Goal –
Among the records that follow, count the lines with the string "name"; report only that count.

Material for the task –

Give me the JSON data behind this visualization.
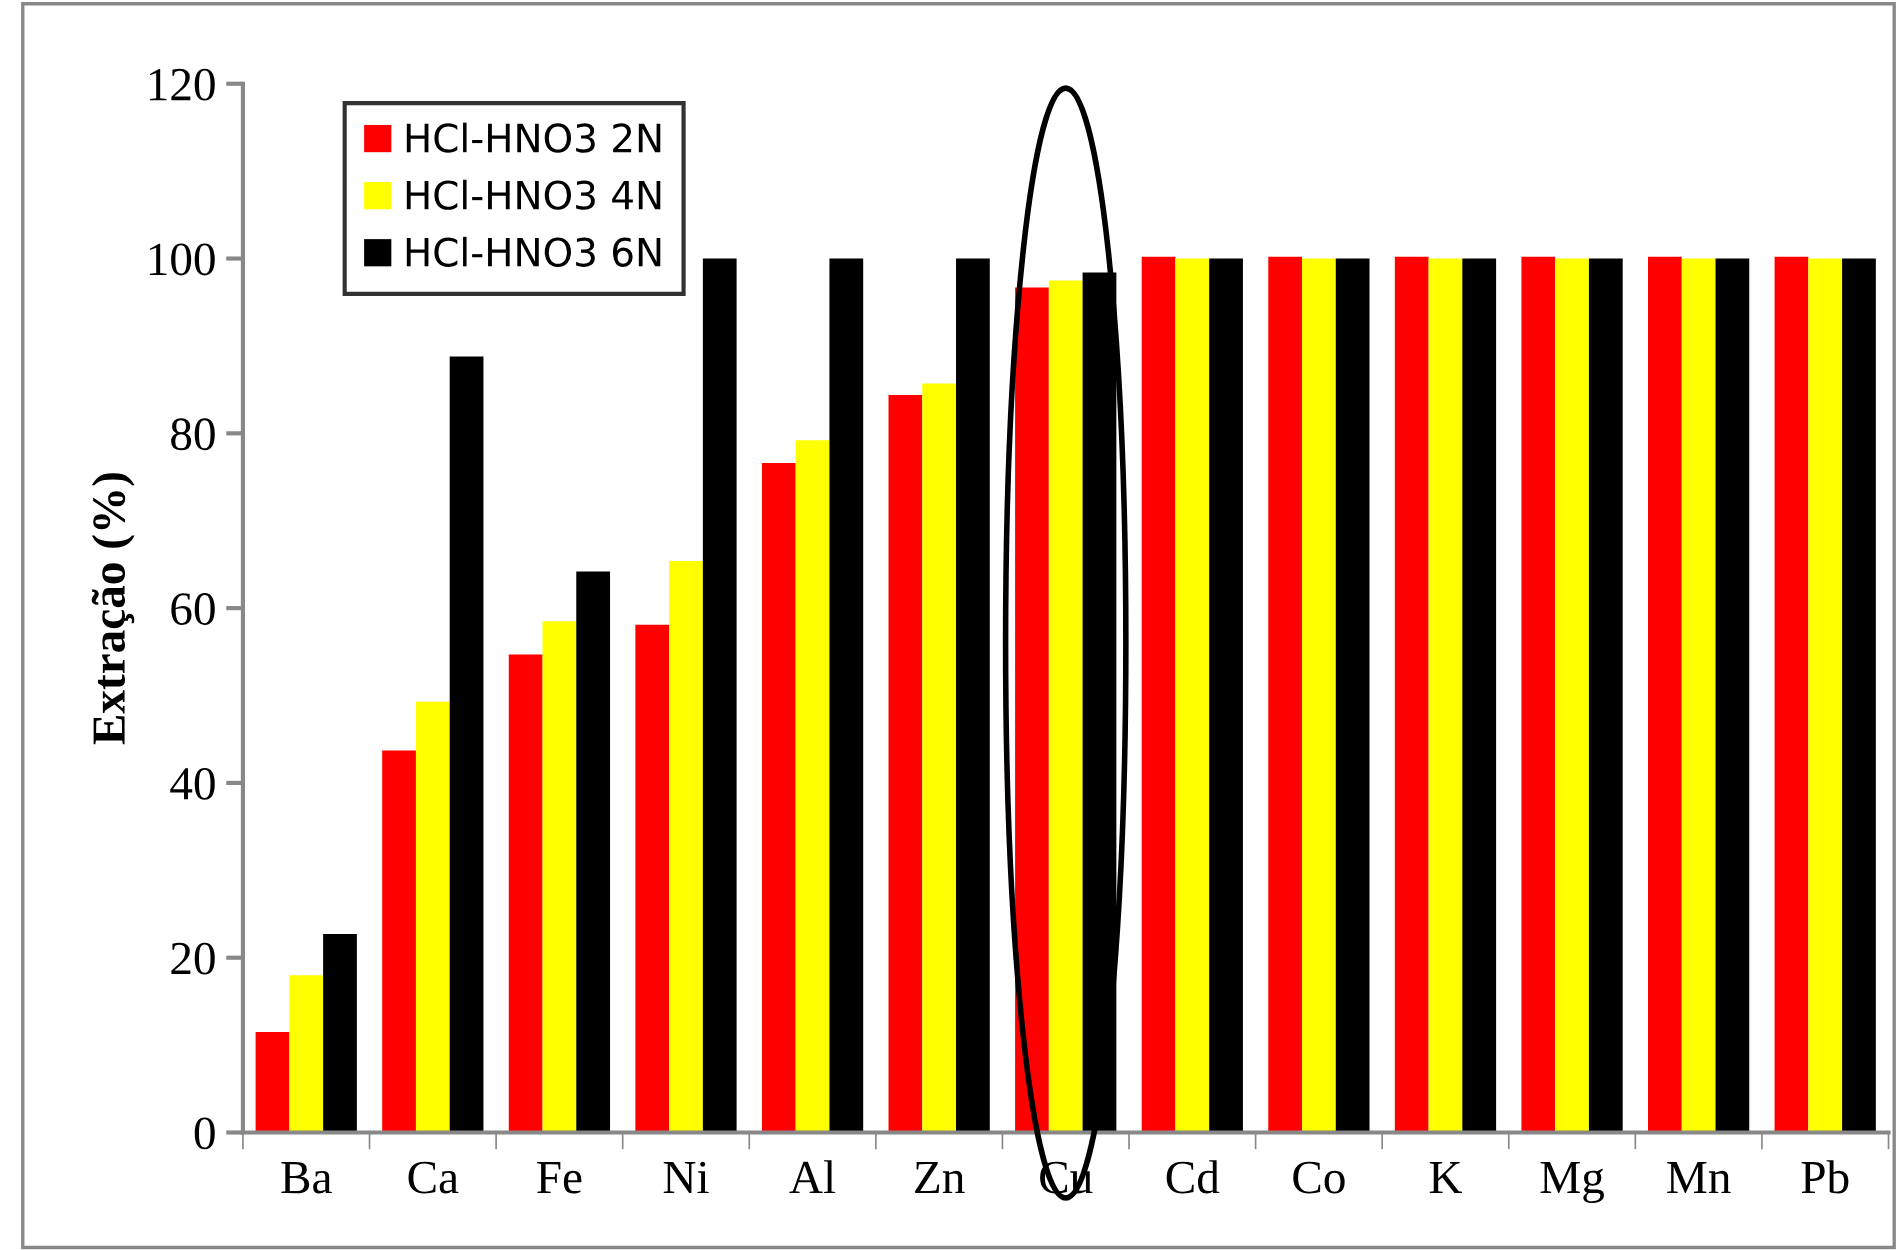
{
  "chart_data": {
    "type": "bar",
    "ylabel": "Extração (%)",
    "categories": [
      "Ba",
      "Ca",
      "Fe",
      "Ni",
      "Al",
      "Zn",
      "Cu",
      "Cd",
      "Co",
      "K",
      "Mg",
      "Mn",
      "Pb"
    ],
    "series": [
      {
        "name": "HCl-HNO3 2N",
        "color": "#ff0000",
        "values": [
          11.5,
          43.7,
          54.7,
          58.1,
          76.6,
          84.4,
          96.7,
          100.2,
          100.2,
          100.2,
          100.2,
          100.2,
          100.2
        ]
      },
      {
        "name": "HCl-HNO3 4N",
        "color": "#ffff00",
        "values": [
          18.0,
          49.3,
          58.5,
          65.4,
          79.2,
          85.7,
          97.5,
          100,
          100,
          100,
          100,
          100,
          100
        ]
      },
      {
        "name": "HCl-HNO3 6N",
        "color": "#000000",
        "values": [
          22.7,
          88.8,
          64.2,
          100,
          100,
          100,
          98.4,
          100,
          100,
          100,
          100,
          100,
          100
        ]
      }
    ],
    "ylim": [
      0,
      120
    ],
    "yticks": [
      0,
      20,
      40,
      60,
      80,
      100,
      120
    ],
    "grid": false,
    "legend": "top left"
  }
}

The completed task –
3